*Aim:* Look through the records below, and copy out every line that holds the string "wind".

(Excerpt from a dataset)

○ ○ ○ ○

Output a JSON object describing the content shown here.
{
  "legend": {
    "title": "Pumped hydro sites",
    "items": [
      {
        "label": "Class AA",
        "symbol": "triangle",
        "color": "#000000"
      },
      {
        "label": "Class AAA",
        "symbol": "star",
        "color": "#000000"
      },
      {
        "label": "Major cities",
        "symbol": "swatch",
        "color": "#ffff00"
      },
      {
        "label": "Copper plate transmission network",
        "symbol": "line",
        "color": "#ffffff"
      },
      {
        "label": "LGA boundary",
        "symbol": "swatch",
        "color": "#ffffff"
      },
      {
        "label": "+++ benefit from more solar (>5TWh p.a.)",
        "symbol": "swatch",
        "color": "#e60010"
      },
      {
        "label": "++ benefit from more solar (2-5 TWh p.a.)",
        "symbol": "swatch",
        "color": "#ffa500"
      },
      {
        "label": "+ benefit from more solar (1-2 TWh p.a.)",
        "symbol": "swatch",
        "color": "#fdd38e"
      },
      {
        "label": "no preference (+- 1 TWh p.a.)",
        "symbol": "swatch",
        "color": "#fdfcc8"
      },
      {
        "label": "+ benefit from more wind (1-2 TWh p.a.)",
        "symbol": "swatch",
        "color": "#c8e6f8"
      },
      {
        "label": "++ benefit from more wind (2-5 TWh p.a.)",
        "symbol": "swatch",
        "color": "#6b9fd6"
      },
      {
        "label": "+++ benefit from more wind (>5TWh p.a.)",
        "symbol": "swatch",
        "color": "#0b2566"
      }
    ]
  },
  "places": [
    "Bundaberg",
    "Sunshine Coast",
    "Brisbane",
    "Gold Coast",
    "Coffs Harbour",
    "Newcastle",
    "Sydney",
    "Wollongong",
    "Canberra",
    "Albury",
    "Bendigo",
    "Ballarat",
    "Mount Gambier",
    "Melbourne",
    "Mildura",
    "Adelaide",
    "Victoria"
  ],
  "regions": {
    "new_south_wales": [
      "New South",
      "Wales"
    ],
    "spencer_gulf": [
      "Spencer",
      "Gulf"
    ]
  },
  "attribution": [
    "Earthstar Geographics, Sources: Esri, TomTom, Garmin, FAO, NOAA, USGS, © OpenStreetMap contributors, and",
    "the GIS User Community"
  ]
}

○ ○ ○ ○

*Correct response:*
        "label": "+ benefit from more wind (1-2 TWh p.a.)",
        "label": "++ benefit from more wind (2-5 TWh p.a.)",
        "label": "+++ benefit from more wind (>5TWh p.a.)",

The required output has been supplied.